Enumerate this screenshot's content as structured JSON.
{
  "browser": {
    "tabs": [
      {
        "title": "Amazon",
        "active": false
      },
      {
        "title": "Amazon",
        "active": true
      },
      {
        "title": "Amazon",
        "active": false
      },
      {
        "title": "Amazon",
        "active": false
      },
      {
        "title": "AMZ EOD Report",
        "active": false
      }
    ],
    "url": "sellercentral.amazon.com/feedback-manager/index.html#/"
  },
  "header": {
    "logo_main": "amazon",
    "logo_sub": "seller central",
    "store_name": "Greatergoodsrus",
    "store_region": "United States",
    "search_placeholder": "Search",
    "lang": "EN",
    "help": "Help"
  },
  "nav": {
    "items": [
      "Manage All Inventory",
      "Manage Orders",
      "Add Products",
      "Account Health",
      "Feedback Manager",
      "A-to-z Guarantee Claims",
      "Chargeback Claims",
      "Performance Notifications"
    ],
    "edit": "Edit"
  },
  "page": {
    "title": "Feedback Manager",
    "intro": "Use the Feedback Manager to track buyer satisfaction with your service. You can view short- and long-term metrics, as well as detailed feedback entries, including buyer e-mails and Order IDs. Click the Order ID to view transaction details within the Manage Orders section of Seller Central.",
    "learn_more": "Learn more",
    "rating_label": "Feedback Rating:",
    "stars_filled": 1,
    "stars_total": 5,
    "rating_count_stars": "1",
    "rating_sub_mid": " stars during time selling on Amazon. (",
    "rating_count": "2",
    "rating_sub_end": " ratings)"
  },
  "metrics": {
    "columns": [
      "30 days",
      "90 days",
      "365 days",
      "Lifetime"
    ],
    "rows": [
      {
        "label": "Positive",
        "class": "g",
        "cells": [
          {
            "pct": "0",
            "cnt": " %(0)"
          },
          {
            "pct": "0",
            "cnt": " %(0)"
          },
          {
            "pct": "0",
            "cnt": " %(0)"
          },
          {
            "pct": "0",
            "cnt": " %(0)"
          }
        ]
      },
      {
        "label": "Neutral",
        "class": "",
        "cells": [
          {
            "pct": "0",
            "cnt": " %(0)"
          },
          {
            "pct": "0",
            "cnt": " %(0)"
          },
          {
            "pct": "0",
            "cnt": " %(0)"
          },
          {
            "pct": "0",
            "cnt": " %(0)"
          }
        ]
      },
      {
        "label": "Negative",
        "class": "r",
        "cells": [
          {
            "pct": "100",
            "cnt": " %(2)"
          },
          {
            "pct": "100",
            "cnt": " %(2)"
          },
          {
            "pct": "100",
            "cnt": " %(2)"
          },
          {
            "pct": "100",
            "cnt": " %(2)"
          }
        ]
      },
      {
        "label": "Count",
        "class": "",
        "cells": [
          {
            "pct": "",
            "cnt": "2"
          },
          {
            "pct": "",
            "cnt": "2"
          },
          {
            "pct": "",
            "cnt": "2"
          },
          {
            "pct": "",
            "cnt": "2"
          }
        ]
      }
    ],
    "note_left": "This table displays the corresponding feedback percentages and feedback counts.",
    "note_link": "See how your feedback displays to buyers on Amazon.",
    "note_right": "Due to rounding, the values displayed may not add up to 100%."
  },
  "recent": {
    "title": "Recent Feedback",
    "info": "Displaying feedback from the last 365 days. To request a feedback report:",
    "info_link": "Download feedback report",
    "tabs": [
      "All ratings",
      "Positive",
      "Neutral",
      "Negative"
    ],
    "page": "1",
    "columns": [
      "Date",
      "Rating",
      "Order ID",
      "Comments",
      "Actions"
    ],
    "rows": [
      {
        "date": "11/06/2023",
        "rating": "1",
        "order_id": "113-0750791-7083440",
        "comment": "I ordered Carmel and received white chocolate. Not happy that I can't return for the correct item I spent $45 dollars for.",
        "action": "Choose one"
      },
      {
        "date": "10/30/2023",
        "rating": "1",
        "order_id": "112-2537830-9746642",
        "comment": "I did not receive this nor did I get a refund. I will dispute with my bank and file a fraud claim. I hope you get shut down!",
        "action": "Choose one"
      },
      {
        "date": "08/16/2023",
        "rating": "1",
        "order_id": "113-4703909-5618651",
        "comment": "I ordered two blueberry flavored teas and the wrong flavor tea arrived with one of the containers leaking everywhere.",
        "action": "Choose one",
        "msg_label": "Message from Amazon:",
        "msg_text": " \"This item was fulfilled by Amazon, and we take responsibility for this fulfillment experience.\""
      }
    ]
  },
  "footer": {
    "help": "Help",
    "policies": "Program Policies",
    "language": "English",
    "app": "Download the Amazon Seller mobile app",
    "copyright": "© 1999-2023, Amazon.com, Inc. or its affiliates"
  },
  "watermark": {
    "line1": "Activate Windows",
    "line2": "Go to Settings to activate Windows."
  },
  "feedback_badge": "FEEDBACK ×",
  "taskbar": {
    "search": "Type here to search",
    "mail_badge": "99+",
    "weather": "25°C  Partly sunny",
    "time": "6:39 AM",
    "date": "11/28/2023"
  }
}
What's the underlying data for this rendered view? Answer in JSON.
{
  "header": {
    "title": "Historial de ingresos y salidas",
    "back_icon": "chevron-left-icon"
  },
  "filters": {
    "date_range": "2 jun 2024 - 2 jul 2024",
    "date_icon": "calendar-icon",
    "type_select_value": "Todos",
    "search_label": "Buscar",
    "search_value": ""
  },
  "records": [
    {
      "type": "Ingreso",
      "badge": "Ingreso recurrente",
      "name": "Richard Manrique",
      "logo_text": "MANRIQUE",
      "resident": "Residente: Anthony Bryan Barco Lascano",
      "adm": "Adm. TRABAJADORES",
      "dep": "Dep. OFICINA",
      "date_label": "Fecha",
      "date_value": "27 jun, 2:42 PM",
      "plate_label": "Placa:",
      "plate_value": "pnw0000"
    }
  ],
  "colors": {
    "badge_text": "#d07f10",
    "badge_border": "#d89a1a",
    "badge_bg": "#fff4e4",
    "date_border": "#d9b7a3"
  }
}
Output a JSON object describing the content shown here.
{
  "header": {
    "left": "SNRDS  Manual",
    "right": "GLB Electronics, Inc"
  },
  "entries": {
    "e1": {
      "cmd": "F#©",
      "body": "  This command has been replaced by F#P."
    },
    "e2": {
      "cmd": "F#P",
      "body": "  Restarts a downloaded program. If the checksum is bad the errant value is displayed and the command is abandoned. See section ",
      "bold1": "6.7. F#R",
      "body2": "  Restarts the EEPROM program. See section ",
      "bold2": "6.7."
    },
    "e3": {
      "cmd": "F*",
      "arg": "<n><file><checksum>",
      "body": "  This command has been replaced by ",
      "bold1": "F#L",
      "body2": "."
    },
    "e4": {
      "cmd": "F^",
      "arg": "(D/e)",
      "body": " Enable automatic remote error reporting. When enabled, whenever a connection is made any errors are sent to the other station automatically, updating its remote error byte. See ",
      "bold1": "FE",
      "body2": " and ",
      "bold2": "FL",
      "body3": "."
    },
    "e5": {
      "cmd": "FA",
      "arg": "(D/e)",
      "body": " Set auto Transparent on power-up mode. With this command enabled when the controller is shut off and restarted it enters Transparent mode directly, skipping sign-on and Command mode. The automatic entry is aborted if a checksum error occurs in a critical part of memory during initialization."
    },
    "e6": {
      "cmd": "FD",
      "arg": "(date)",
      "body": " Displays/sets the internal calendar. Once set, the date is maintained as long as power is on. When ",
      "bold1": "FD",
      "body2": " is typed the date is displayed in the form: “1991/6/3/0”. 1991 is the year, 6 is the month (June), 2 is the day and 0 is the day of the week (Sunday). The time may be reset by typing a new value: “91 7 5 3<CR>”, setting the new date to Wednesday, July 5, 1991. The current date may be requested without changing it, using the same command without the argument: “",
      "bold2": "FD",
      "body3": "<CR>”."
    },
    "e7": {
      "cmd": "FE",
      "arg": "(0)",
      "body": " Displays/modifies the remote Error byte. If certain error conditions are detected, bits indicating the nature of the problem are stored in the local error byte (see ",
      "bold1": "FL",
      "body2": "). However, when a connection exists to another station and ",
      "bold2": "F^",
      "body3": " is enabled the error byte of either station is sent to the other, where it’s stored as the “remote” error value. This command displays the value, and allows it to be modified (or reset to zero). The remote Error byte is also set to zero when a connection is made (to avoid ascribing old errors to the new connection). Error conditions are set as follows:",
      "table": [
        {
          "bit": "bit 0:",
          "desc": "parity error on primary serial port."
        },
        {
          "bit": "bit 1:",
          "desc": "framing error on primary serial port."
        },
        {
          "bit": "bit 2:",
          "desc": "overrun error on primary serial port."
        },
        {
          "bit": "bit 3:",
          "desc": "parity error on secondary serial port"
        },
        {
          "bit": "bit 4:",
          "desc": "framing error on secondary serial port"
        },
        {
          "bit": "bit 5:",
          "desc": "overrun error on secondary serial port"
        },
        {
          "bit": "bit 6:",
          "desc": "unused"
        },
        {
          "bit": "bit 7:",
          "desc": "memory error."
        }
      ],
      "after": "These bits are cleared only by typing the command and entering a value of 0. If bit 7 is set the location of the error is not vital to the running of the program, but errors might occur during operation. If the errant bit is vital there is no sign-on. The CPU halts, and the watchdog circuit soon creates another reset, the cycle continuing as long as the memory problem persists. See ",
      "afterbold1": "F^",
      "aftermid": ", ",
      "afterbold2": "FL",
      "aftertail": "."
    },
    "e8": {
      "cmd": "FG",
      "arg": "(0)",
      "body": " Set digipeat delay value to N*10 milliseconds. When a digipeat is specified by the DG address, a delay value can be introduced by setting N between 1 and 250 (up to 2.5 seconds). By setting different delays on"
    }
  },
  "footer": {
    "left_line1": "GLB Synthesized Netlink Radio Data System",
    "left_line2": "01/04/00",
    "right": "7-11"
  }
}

════════════════════

In the entries above, find every line holding the word "ordered" and copy it out.

        "comment": "I ordered Carmel and received white chocolate. Not happy that I can't return for the correct item I spent $45 dollars for.",
        "comment": "I ordered two blueberry flavored teas and the wrong flavor tea arrived with one of the containers leaking everywhere.",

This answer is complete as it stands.